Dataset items
'''

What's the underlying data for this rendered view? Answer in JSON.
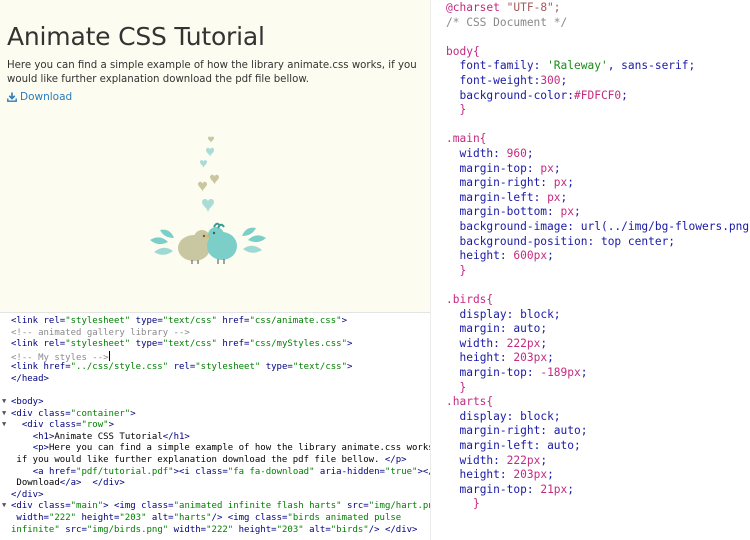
{
  "preview": {
    "title": "Animate CSS Tutorial",
    "paragraph": "Here you can find a simple example of how the library animate.css works, if you would like further explanation download the pdf file bellow.",
    "download_label": "Download",
    "colors": {
      "background": "#FDFCF0",
      "link": "#2a7bbf",
      "heart": "#a9dcd6",
      "bird_teal": "#7ccfc9",
      "bird_olive": "#c9c7a1"
    }
  },
  "html_editor": {
    "line1": "<link rel=\"stylesheet\" type=\"text/css\" href=\"css/animate.css\">",
    "line2": "<!-- animated gallery library -->",
    "line3": "<link rel=\"stylesheet\" type=\"text/css\" href=\"css/myStyles.css\">",
    "line4": "<!-- My styles -->",
    "line5": "<link href=\"../css/style.css\" rel=\"stylesheet\" type=\"text/css\">",
    "line6": "</head>",
    "line7": "<body>",
    "line8": "<div class=\"container\">",
    "line9": "  <div class=\"row\">",
    "line10": "    <h1>Animate CSS Tutorial</h1>",
    "line11": "    <p>Here you can find a simple example of how the library animate.css works,",
    "line12": " if you would like further explanation download the pdf file bellow. </p>",
    "line13": "    <a href=\"pdf/tutorial.pdf\"><i class=\"fa fa-download\" aria-hidden=\"true\"></i>",
    "line14": " Download</a>  </div>",
    "line15": "</div>",
    "line16": "<div class=\"main\"> <img class=\"animated infinite flash harts\" src=\"img/hart.png\"",
    "line17": " width=\"222\" height=\"203\" alt=\"harts\"/> <img class=\"birds animated pulse",
    "line18": "infinite\" src=\"img/birds.png\" width=\"222\" height=\"203\" alt=\"birds\"/> </div>"
  },
  "css_editor": {
    "charset_kw": "@charset",
    "charset_val": "\"UTF-8\";",
    "comment": "/* CSS Document */",
    "body_sel": "body{",
    "body_ff_prop": "font-family:",
    "body_ff_str": "'Raleway'",
    "body_ff_rest": ", sans-serif;",
    "body_fw_prop": "font-weight:",
    "body_fw_val": "300",
    "body_fw_end": ";",
    "body_bg_prop": "background-color:",
    "body_bg_val": "#FDFCF0",
    "body_bg_end": ";",
    "close": "}",
    "main_sel": ".main{",
    "main_width_prop": "width:",
    "main_width_val": "960",
    "main_width_end": ";",
    "main_mt_prop": "margin-top:",
    "main_mt_val": "px",
    "main_mt_end": ";",
    "main_mr_prop": "margin-right:",
    "main_mr_val": "px",
    "main_mr_end": ";",
    "main_ml_prop": "margin-left:",
    "main_ml_val": "px",
    "main_ml_end": ";",
    "main_mb_prop": "margin-bottom:",
    "main_mb_val": "px",
    "main_mb_end": ";",
    "main_bgi_prop": "background-image:",
    "main_bgi_val": "url(../img/bg-flowers.png);",
    "main_bgp_prop": "background-position:",
    "main_bgp_val": "top center;",
    "main_h_prop": "height:",
    "main_h_val": "600px",
    "main_h_end": ";",
    "birds_sel": ".birds{",
    "birds_d_prop": "display:",
    "birds_d_val": "block;",
    "birds_m_prop": "margin:",
    "birds_m_val": "auto;",
    "birds_w_prop": "width:",
    "birds_w_val": "222px",
    "birds_w_end": ";",
    "birds_h_prop": "height:",
    "birds_h_val": "203px",
    "birds_h_end": ";",
    "birds_mt_prop": "margin-top:",
    "birds_mt_val": "-189px",
    "birds_mt_end": ";",
    "harts_sel": ".harts{",
    "harts_d_prop": "display:",
    "harts_d_val": "block;",
    "harts_mr_prop": "margin-right:",
    "harts_mr_val": "auto;",
    "harts_ml_prop": "margin-left:",
    "harts_ml_val": "auto;",
    "harts_w_prop": "width:",
    "harts_w_val": "222px",
    "harts_w_end": ";",
    "harts_h_prop": "height:",
    "harts_h_val": "203px",
    "harts_h_end": ";",
    "harts_mt_prop": "margin-top:",
    "harts_mt_val": "21px",
    "harts_mt_end": ";"
  }
}
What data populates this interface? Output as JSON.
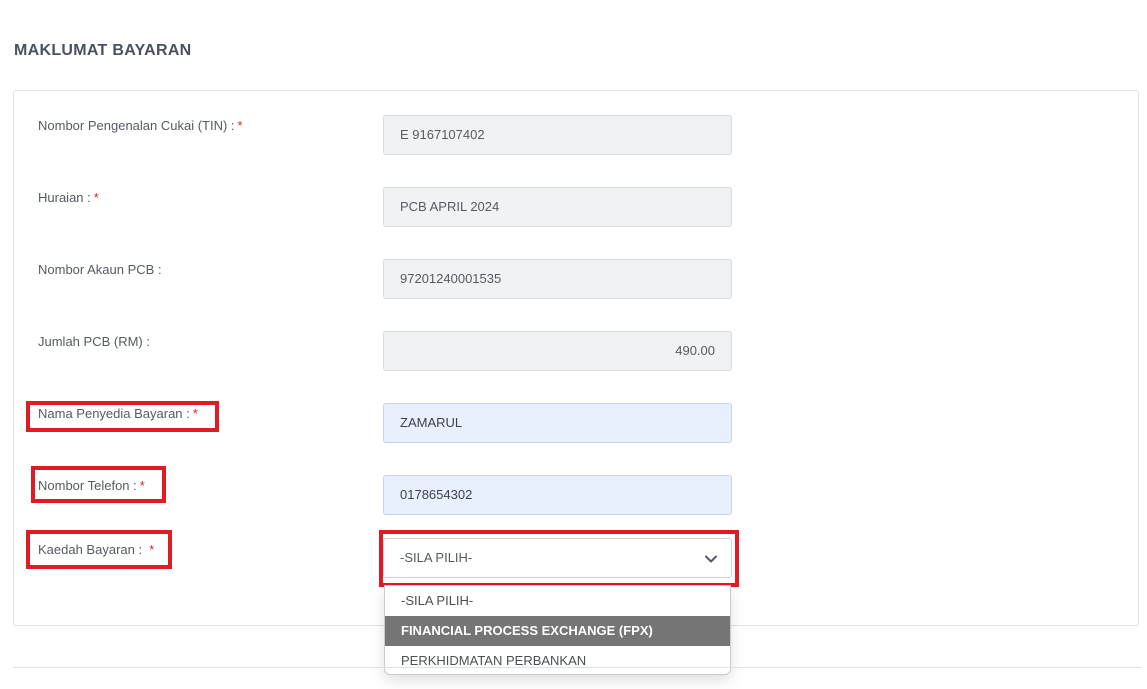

'''

## Challenge
Say how many lines in the records above hold "JSON", and give no other text.

## Response to this task
2